REQUIREMENTS >>
Will you write out all the entries below exactly?

RECORDS SUPPLIED >>
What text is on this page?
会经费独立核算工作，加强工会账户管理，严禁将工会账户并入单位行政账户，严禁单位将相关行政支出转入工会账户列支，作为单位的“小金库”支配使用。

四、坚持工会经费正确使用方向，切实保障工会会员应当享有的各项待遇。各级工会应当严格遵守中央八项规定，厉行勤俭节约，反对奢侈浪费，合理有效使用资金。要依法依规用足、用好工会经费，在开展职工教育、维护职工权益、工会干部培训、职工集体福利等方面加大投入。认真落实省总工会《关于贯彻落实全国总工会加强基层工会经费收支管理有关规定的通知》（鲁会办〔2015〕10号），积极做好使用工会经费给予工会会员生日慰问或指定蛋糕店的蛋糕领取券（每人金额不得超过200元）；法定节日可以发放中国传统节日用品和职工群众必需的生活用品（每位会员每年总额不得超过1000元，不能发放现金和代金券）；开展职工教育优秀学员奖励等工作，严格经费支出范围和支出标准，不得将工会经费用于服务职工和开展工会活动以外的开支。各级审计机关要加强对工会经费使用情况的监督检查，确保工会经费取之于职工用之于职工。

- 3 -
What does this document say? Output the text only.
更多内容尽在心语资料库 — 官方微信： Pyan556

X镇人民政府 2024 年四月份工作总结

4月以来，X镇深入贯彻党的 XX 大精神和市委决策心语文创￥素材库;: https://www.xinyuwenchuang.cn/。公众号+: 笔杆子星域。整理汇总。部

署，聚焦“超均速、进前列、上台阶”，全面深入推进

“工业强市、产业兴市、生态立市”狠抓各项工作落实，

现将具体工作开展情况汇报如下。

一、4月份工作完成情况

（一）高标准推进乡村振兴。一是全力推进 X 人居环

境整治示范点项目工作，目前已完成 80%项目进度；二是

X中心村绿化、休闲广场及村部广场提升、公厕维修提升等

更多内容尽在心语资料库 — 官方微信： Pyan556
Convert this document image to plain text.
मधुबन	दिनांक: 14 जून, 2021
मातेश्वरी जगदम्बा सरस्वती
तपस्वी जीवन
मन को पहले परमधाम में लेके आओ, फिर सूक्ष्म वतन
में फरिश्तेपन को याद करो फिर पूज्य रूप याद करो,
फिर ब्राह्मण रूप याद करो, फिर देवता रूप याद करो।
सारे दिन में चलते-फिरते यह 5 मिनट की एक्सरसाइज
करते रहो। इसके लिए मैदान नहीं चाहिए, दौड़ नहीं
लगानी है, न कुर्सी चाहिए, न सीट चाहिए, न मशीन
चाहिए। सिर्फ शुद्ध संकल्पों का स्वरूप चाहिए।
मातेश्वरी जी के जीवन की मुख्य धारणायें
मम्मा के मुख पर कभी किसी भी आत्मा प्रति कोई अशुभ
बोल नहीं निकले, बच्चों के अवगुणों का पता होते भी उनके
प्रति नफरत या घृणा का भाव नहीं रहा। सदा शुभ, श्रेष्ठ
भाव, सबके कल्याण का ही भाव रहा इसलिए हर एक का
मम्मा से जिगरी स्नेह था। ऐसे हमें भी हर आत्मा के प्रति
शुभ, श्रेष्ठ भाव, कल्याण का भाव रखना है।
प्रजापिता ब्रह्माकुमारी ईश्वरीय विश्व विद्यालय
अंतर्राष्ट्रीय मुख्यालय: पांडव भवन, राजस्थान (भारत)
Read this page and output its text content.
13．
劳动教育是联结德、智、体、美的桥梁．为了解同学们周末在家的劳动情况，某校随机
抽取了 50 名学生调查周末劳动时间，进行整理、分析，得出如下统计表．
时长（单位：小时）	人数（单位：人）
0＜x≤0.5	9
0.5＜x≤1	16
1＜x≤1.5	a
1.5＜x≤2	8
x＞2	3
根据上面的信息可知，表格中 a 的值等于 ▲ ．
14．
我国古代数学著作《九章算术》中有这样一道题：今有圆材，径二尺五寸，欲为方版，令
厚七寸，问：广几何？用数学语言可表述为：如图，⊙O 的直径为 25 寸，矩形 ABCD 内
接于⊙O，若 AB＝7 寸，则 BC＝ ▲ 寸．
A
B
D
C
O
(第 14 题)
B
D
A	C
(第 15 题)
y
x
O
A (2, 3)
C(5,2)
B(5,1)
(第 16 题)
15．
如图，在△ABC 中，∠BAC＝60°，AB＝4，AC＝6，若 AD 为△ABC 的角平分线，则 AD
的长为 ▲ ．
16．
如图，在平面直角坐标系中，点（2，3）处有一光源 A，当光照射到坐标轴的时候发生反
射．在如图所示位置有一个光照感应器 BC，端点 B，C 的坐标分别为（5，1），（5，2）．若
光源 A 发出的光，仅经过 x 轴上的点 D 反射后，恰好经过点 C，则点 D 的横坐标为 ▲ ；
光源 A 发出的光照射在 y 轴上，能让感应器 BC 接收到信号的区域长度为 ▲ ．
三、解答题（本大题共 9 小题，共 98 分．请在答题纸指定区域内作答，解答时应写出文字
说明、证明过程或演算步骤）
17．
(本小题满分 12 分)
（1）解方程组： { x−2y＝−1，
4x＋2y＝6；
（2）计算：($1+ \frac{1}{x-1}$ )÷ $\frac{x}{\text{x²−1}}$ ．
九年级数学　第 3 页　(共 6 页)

SOLUTION TO THE PROBLEM >>
What text is on this page?
会经费独立核算工作，加强工会账户管理，严禁将工会账户并入单位行政账户，严禁单位将相关行政支出转入工会账户列支，作为单位的“小金库”支配使用。

四、坚持工会经费正确使用方向，切实保障工会会员应当享有的各项待遇。各级工会应当严格遵守中央八项规定，厉行勤俭节约，反对奢侈浪费，合理有效使用资金。要依法依规用足、用好工会经费，在开展职工教育、维护职工权益、工会干部培训、职工集体福利等方面加大投入。认真落实省总工会《关于贯彻落实全国总工会加强基层工会经费收支管理有关规定的通知》（鲁会办〔2015〕10号），积极做好使用工会经费给予工会会员生日慰问或指定蛋糕店的蛋糕领取券（每人金额不得超过200元）；法定节日可以发放中国传统节日用品和职工群众必需的生活用品（每位会员每年总额不得超过1000元，不能发放现金和代金券）；开展职工教育优秀学员奖励等工作，严格经费支出范围和支出标准，不得将工会经费用于服务职工和开展工会活动以外的开支。各级审计机关要加强对工会经费使用情况的监督检查，确保工会经费取之于职工用之于职工。

- 3 -
What does this document say? Output the text only.
更多内容尽在心语资料库 — 官方微信： Pyan556

X镇人民政府 2024 年四月份工作总结

4月以来，X镇深入贯彻党的 XX 大精神和市委决策心语文创￥素材库;: https://www.xinyuwenchuang.cn/。公众号+: 笔杆子星域。整理汇总。部

署，聚焦“超均速、进前列、上台阶”，全面深入推进

“工业强市、产业兴市、生态立市”狠抓各项工作落实，

现将具体工作开展情况汇报如下。

一、4月份工作完成情况

（一）高标准推进乡村振兴。一是全力推进 X 人居环

境整治示范点项目工作，目前已完成 80%项目进度；二是

X中心村绿化、休闲广场及村部广场提升、公厕维修提升等

更多内容尽在心语资料库 — 官方微信： Pyan556
Convert this document image to plain text.
मधुबन	दिनांक: 14 जून, 2021
मातेश्वरी जगदम्बा सरस्वती
तपस्वी जीवन
मन को पहले परमधाम में लेके आओ, फिर सूक्ष्म वतन
में फरिश्तेपन को याद करो फिर पूज्य रूप याद करो,
फिर ब्राह्मण रूप याद करो, फिर देवता रूप याद करो।
सारे दिन में चलते-फिरते यह 5 मिनट की एक्सरसाइज
करते रहो। इसके लिए मैदान नहीं चाहिए, दौड़ नहीं
लगानी है, न कुर्सी चाहिए, न सीट चाहिए, न मशीन
चाहिए। सिर्फ शुद्ध संकल्पों का स्वरूप चाहिए।
मातेश्वरी जी के जीवन की मुख्य धारणायें
मम्मा के मुख पर कभी किसी भी आत्मा प्रति कोई अशुभ
बोल नहीं निकले, बच्चों के अवगुणों का पता होते भी उनके
प्रति नफरत या घृणा का भाव नहीं रहा। सदा शुभ, श्रेष्ठ
भाव, सबके कल्याण का ही भाव रहा इसलिए हर एक का
मम्मा से जिगरी स्नेह था। ऐसे हमें भी हर आत्मा के प्रति
शुभ, श्रेष्ठ भाव, कल्याण का भाव रखना है।
प्रजापिता ब्रह्माकुमारी ईश्वरीय विश्व विद्यालय
अंतर्राष्ट्रीय मुख्यालय: पांडव भवन, राजस्थान (भारत)
Read this page and output its text content.
13．
劳动教育是联结德、智、体、美的桥梁．为了解同学们周末在家的劳动情况，某校随机
抽取了 50 名学生调查周末劳动时间，进行整理、分析，得出如下统计表．
时长（单位：小时）	人数（单位：人）
0＜x≤0.5	9
0.5＜x≤1	16
1＜x≤1.5	a
1.5＜x≤2	8
x＞2	3
根据上面的信息可知，表格中 a 的值等于 ▲ ．
14．
我国古代数学著作《九章算术》中有这样一道题：今有圆材，径二尺五寸，欲为方版，令
厚七寸，问：广几何？用数学语言可表述为：如图，⊙O 的直径为 25 寸，矩形 ABCD 内
接于⊙O，若 AB＝7 寸，则 BC＝ ▲ 寸．
A
B
D
C
O
(第 14 题)
B
D
A	C
(第 15 题)
y
x
O
A (2, 3)
C(5,2)
B(5,1)
(第 16 题)
15．
如图，在△ABC 中，∠BAC＝60°，AB＝4，AC＝6，若 AD 为△ABC 的角平分线，则 AD
的长为 ▲ ．
16．
如图，在平面直角坐标系中，点（2，3）处有一光源 A，当光照射到坐标轴的时候发生反
射．在如图所示位置有一个光照感应器 BC，端点 B，C 的坐标分别为（5，1），（5，2）．若
光源 A 发出的光，仅经过 x 轴上的点 D 反射后，恰好经过点 C，则点 D 的横坐标为 ▲ ；
光源 A 发出的光照射在 y 轴上，能让感应器 BC 接收到信号的区域长度为 ▲ ．
三、解答题（本大题共 9 小题，共 98 分．请在答题纸指定区域内作答，解答时应写出文字
说明、证明过程或演算步骤）
17．
(本小题满分 12 分)
（1）解方程组： { x−2y＝−1，
4x＋2y＝6；
（2）计算：($1+ \frac{1}{x-1}$ )÷ $\frac{x}{\text{x²−1}}$ ．
九年级数学　第 3 页　(共 6 页)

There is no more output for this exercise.